• Extract provided
He seems to have seen himself as a contemporary Galileo, insisting upon empirical truth in the face of “frivolous and irresponsible” gatekeepers. “What is now unfamiliar,” he argued in the BMJ, usually tends to be “not accepted, even despite overwhelming supportive evidence. Thus for generations the earth was traditionally regarded as flat, and those who opposed this notion were bitterly attacked.” Barker wanted the ruling scientific paradigm to make room for the paranormal—or give way.
It wasn’t so implausible, in midcentury Britain, that it just might. A craze for spiritualism and the paranormal had swept the country between the two world wars, and a rash of new technologies that seemed magical (telegram, radio, television, etc.) left many Britons, not unreasonably, to wonder if “supernatural” phenomena like prophecies or telepathy might turn out to be explainable after all. In Barker’s Britain, one quarter of the population had reported believing in some form of the occult. Even Sigmund Freud, nervously protecting the reputation of psychoanalysis, refused to dismiss paranormal activities “in advance” as being “unscientific, or unworthy, or harmful.”

• Records

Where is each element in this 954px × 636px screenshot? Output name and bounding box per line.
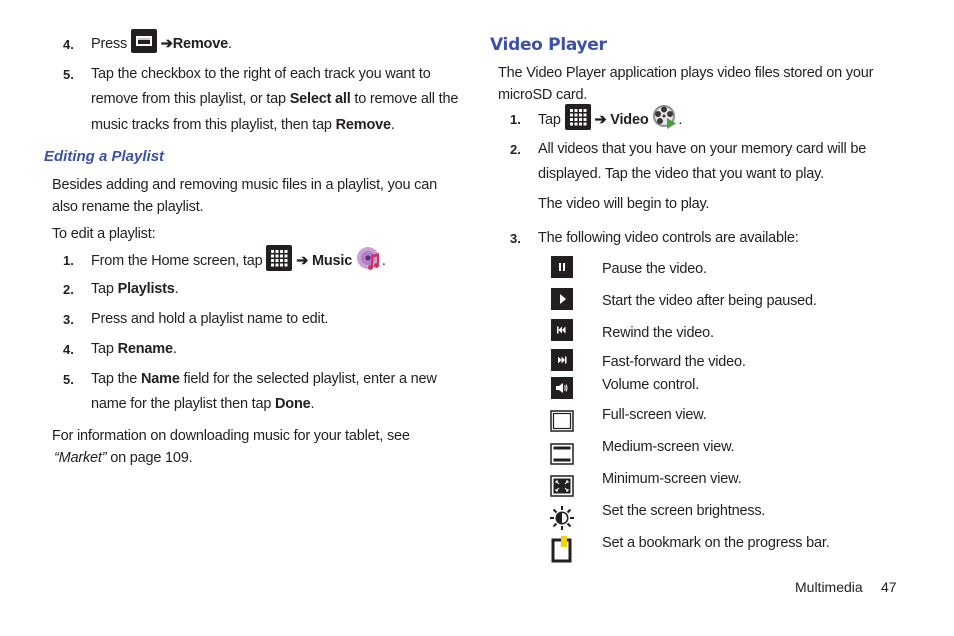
brightness-icon bbox=[549, 505, 575, 531]
period: . bbox=[678, 111, 683, 128]
step-text: music tracks from this playlist, then ta… bbox=[91, 116, 395, 134]
text: From the Home screen, tap bbox=[91, 252, 263, 269]
text: field for the selected playlist, enter a… bbox=[179, 371, 437, 387]
volume-icon bbox=[551, 377, 573, 399]
step-number: 2. bbox=[510, 142, 521, 157]
text: Tap bbox=[91, 341, 118, 357]
step-number: 5. bbox=[63, 372, 74, 387]
step-text: Tap the checkbox to the right of each tr… bbox=[91, 66, 431, 82]
step-number: 5. bbox=[63, 67, 74, 82]
apps-grid-icon bbox=[266, 245, 293, 271]
step-text: Tap Rename. bbox=[91, 340, 177, 358]
paragraph: “Market” on page 109. bbox=[54, 449, 193, 467]
rename-label: Rename bbox=[117, 341, 173, 357]
control-label: Volume control. bbox=[602, 377, 699, 393]
text: Tap the bbox=[91, 371, 141, 387]
arrow: ➔ bbox=[594, 111, 607, 128]
control-label: Fast-forward the video. bbox=[602, 354, 746, 370]
minimum-screen-icon bbox=[550, 475, 574, 497]
arrow: ➔ bbox=[296, 252, 309, 269]
step-text: Tap ➔ Video . bbox=[538, 104, 683, 130]
bookmark-icon bbox=[551, 535, 573, 563]
done-label: Done bbox=[275, 396, 311, 412]
step-text: From the Home screen, tap ➔ Music . bbox=[91, 245, 386, 271]
step-number: 4. bbox=[63, 37, 74, 52]
step-text: The following video controls are availab… bbox=[538, 230, 799, 246]
control-label: Start the video after being paused. bbox=[602, 293, 817, 309]
step-text: remove from this playlist, or tap Select… bbox=[91, 90, 458, 108]
control-label: Pause the video. bbox=[602, 261, 707, 277]
period: . bbox=[172, 341, 177, 357]
step-text-pre: Press bbox=[91, 36, 128, 52]
text: Tap bbox=[91, 281, 118, 297]
arrow: ➔ bbox=[160, 36, 173, 52]
name-label: Name bbox=[141, 371, 180, 387]
period: . bbox=[381, 252, 386, 269]
pause-icon bbox=[551, 256, 573, 278]
text: remove from this playlist, or tap bbox=[91, 91, 290, 107]
step-text: name for the playlist then tap Done. bbox=[91, 395, 315, 413]
step-number: 1. bbox=[510, 112, 521, 127]
remove-label: Remove bbox=[335, 117, 391, 133]
playlists-label: Playlists bbox=[117, 281, 175, 297]
period: . bbox=[227, 36, 232, 52]
video-label: Video bbox=[610, 111, 649, 128]
step-text: All videos that you have on your memory … bbox=[538, 141, 867, 157]
paragraph: Besides adding and removing music files … bbox=[52, 177, 437, 193]
section-heading: Editing a Playlist bbox=[44, 148, 165, 165]
paragraph: also rename the playlist. bbox=[52, 199, 204, 215]
full-screen-icon bbox=[550, 410, 574, 432]
step-text: Press ➔Remove. bbox=[91, 29, 232, 54]
paragraph: For information on downloading music for… bbox=[52, 428, 410, 444]
menu-key-icon bbox=[130, 29, 157, 54]
step-text: displayed. Tap the video that you want t… bbox=[538, 166, 824, 182]
video-app-icon bbox=[652, 104, 678, 130]
remove-label: Remove bbox=[172, 36, 228, 52]
control-label: Set the screen brightness. bbox=[602, 503, 766, 519]
medium-screen-icon bbox=[550, 443, 574, 465]
paragraph: microSD card. bbox=[498, 87, 588, 103]
footer-section: Multimedia bbox=[795, 579, 863, 595]
paragraph: The Video Player application plays video… bbox=[498, 65, 874, 81]
control-label: Minimum-screen view. bbox=[602, 471, 742, 487]
fast-forward-icon bbox=[551, 349, 573, 371]
music-label: Music bbox=[311, 252, 353, 269]
step-number: 2. bbox=[63, 282, 74, 297]
select-all-label: Select all bbox=[289, 91, 351, 107]
market-link[interactable]: “Market” bbox=[54, 450, 107, 466]
play-icon bbox=[551, 288, 573, 310]
period: . bbox=[174, 281, 179, 297]
step-number: 3. bbox=[63, 312, 74, 327]
step-text: Press and hold a playlist name to edit. bbox=[91, 311, 329, 327]
paragraph: To edit a playlist: bbox=[52, 226, 156, 242]
step-number: 1. bbox=[63, 253, 74, 268]
control-label: Medium-screen view. bbox=[602, 439, 735, 455]
page-number: 47 bbox=[881, 579, 897, 595]
control-label: Set a bookmark on the progress bar. bbox=[602, 535, 830, 551]
step-number: 3. bbox=[510, 231, 521, 246]
text: to remove all the bbox=[350, 91, 459, 107]
control-label: Full-screen view. bbox=[602, 407, 707, 423]
text: on page 109. bbox=[106, 450, 193, 466]
text: name for the playlist then tap bbox=[91, 396, 276, 412]
control-label: Rewind the video. bbox=[602, 325, 714, 341]
text: . bbox=[390, 117, 395, 133]
step-text: Tap the Name field for the selected play… bbox=[91, 370, 437, 388]
apps-grid-icon bbox=[564, 104, 591, 130]
section-heading: Video Player bbox=[490, 35, 607, 55]
rewind-icon bbox=[551, 319, 573, 341]
text: music tracks from this playlist, then ta… bbox=[91, 117, 336, 133]
period: . bbox=[310, 396, 315, 412]
step-note: The video will begin to play. bbox=[538, 196, 710, 212]
step-number: 4. bbox=[63, 342, 74, 357]
music-app-icon bbox=[356, 245, 382, 271]
step-text: Tap Playlists. bbox=[91, 280, 179, 298]
text: Tap bbox=[538, 111, 561, 128]
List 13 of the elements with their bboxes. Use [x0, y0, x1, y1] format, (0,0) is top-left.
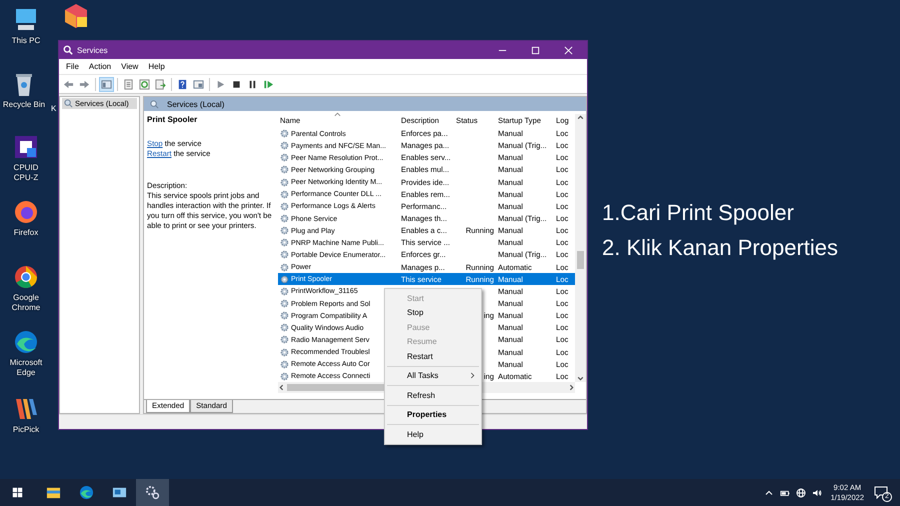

• Problem requirements
Print the section of the passage above about Barker and the paranormal from "He seems to" to "paranormal—or give way.", word for word.

• Exercise output
He seems to have seen himself as a contemporary Galileo, insisting upon empirical truth in the face of “frivolous and irresponsible” gatekeepers. “What is now unfamiliar,” he argued in the BMJ, usually tends to be “not accepted, even despite overwhelming supportive evidence. Thus for generations the earth was traditionally regarded as flat, and those who opposed this notion were bitterly attacked.” Barker wanted the ruling scientific paradigm to make room for the paranormal—or give way.